What is required: For each line below that includes the word "transfer", make a copy.

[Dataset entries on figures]
========

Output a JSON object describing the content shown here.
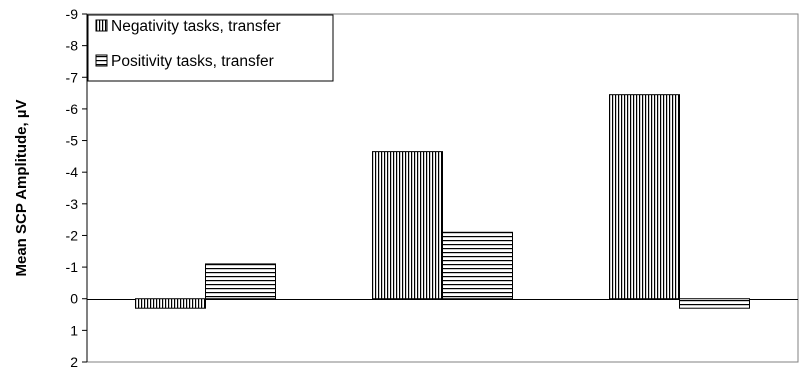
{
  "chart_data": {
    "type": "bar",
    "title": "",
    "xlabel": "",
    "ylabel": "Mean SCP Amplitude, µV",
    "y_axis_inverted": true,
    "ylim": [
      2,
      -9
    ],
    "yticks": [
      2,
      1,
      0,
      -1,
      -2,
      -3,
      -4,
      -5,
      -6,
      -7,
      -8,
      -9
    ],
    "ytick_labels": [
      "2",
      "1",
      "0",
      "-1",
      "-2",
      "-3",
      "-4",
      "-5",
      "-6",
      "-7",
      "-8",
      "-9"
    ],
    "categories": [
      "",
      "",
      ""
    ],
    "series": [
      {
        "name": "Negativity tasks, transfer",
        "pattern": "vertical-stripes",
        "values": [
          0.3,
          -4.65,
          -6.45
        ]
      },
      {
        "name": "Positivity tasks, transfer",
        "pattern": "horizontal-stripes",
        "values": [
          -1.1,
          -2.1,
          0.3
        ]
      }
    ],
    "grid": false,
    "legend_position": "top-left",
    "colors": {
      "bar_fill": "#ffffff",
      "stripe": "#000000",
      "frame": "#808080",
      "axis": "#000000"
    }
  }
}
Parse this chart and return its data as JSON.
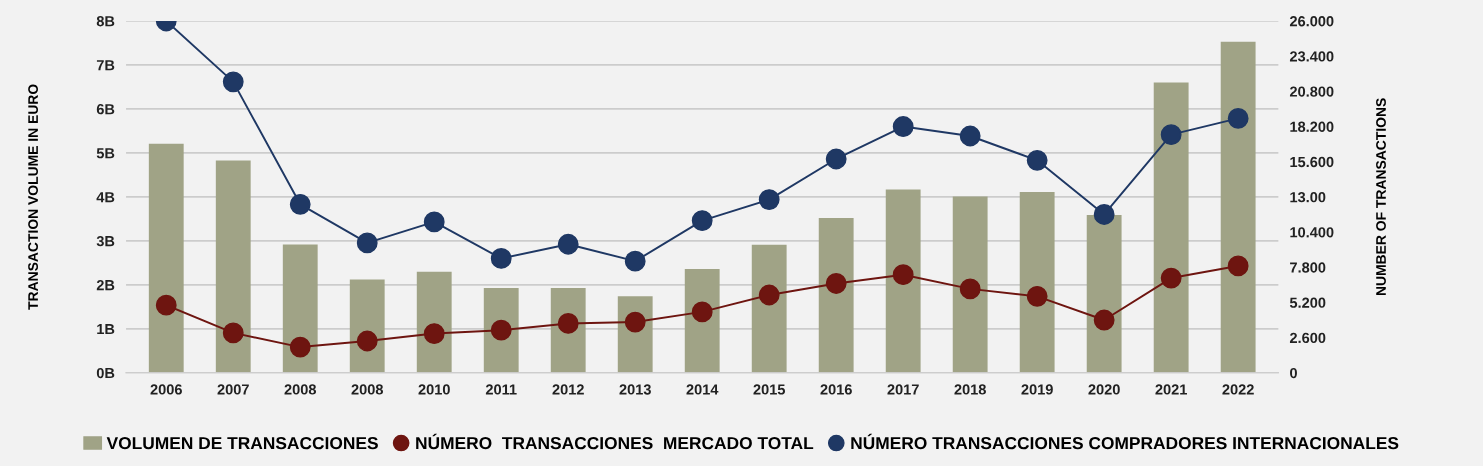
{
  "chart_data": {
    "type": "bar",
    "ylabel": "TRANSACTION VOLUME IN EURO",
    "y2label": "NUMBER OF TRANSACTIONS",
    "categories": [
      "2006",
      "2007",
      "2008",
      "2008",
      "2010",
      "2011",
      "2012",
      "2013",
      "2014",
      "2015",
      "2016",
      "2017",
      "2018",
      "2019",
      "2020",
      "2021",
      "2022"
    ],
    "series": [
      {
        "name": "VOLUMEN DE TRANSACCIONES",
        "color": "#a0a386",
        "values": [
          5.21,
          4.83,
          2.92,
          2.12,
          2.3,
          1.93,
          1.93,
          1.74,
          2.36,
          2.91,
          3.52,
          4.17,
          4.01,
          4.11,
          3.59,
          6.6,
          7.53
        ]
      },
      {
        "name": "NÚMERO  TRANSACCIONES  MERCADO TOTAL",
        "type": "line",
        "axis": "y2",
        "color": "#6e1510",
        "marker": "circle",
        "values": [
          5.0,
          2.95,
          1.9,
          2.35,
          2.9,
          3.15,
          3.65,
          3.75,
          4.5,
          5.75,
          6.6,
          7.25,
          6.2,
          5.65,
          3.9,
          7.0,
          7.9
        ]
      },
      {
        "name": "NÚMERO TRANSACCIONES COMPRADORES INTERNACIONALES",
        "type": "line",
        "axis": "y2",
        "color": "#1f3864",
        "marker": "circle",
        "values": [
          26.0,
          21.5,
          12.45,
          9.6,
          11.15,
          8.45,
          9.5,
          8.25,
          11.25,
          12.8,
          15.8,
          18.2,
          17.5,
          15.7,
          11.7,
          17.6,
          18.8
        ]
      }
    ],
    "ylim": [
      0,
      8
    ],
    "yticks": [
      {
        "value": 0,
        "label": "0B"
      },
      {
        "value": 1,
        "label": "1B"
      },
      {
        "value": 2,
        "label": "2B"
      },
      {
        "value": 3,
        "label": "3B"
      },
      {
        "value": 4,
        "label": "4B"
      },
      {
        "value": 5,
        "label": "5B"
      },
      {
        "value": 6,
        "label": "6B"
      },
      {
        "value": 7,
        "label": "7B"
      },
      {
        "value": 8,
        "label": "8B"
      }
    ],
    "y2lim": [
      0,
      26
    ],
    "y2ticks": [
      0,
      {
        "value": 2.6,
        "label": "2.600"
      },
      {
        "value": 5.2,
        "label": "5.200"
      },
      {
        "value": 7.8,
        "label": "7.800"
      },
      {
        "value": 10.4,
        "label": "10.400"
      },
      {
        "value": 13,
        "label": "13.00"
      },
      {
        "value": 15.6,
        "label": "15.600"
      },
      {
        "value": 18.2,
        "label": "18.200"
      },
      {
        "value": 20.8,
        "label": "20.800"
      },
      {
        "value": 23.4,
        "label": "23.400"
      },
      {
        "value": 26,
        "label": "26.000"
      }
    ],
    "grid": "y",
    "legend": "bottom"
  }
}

========

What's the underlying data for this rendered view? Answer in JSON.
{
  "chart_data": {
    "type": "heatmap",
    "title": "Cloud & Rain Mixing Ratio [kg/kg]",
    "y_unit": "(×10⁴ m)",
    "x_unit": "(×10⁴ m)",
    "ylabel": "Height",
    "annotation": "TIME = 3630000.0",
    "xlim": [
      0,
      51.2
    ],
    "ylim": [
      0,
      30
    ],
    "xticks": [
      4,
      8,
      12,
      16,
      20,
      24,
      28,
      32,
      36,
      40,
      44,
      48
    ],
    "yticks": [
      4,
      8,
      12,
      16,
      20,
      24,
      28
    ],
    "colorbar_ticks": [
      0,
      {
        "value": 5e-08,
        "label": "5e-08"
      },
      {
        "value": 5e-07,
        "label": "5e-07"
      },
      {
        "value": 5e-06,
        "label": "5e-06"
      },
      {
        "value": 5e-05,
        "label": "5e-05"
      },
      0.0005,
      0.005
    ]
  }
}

========

Output below:
        "name": "Negativity tasks, transfer",
        "name": "Positivity tasks, transfer",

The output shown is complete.